Data items
[BEGIN]

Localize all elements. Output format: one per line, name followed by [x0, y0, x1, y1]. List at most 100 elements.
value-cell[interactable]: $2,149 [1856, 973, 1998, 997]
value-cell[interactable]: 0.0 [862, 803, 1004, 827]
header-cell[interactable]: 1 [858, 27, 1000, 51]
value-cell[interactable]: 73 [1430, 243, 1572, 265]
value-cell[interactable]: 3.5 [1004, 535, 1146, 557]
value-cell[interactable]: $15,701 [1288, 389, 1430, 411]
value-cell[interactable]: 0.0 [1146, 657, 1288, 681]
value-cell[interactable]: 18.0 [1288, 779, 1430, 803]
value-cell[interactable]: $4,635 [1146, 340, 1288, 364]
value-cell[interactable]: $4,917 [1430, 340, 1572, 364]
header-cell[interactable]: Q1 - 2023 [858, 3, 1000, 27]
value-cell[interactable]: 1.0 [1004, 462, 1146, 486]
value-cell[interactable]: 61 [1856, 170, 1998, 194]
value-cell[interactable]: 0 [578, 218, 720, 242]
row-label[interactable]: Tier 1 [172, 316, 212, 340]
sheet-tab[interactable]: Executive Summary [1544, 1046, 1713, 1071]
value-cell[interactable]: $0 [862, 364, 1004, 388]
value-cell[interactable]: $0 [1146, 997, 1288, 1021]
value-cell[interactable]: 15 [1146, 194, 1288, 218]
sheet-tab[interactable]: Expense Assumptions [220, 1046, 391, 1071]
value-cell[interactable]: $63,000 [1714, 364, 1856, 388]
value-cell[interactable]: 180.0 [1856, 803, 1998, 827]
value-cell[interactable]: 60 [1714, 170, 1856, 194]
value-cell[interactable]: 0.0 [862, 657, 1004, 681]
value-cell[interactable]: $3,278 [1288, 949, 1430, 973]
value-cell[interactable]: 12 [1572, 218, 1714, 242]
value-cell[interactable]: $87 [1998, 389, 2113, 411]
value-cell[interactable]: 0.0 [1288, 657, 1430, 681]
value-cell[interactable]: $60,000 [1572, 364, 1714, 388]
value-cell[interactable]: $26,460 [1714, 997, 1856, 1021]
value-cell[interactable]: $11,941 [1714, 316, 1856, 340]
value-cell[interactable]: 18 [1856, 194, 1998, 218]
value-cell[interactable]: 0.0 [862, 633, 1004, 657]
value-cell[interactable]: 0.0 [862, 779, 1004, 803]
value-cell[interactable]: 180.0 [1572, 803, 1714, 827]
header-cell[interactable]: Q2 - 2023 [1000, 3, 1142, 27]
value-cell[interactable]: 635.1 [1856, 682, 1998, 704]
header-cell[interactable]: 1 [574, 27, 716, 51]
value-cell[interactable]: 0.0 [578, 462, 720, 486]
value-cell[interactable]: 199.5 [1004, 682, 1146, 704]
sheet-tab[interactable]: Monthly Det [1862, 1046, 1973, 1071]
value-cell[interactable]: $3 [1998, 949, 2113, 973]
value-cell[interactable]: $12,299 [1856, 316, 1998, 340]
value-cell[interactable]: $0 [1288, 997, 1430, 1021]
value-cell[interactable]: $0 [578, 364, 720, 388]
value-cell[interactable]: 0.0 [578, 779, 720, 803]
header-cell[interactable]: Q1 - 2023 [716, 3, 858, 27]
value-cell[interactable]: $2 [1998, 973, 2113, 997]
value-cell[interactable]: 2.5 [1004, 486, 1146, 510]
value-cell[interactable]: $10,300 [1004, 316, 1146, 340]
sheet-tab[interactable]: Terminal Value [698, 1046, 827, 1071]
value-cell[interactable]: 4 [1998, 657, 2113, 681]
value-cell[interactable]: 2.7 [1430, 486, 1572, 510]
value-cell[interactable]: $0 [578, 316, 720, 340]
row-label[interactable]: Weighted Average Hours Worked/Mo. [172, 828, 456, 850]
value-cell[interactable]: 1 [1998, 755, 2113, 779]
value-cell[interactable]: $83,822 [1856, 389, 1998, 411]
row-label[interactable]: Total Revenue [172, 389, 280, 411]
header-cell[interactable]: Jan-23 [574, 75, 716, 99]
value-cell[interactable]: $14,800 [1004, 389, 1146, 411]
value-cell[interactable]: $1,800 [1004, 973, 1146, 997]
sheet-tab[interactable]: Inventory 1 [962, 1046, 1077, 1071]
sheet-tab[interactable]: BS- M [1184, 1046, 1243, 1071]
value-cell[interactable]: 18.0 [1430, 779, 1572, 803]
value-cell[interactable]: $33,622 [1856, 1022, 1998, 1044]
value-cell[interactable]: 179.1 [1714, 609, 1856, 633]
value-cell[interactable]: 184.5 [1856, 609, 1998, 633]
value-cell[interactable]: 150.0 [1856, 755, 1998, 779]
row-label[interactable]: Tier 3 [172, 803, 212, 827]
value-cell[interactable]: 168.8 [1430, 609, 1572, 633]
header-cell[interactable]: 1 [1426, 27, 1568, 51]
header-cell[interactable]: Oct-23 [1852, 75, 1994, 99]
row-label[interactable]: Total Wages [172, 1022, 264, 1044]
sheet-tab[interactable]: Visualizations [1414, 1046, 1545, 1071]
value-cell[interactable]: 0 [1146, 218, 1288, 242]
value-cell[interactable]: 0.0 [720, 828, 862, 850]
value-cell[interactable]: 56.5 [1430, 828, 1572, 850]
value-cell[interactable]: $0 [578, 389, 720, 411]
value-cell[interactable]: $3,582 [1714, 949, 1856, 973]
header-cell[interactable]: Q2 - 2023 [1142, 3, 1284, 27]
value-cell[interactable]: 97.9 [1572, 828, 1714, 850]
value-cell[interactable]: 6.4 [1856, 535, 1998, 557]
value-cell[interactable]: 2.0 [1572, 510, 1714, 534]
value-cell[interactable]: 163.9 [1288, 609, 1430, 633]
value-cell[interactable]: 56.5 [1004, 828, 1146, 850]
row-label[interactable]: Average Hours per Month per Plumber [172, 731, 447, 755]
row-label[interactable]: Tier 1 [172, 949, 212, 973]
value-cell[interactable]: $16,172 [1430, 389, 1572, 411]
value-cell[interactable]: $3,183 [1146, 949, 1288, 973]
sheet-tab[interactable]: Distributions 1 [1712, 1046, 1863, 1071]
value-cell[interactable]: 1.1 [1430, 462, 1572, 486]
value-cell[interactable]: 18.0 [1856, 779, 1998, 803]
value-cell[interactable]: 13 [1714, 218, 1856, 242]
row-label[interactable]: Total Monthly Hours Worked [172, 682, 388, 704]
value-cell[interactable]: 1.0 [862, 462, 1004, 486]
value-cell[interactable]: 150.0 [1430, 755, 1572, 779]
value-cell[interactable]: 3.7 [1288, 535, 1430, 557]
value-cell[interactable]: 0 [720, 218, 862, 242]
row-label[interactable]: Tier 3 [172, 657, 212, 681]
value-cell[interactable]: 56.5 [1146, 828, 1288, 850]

[END]

- [Task directions]
Rewrite the records from the start through the line containing "value-cell[interactable]: 0.0 [1146, 657, 1288, 681]", both ends included, swapping "value-cell" for "data-cell" and keeping everything else the same.

- [Written solution]
Localize all elements. Output format: one per line, name followed by [x0, y0, x1, y1]. List at most 100 elements.
data-cell[interactable]: $2,149 [1856, 973, 1998, 997]
data-cell[interactable]: 0.0 [862, 803, 1004, 827]
header-cell[interactable]: 1 [858, 27, 1000, 51]
data-cell[interactable]: 73 [1430, 243, 1572, 265]
data-cell[interactable]: 3.5 [1004, 535, 1146, 557]
data-cell[interactable]: $15,701 [1288, 389, 1430, 411]
data-cell[interactable]: 0.0 [1146, 657, 1288, 681]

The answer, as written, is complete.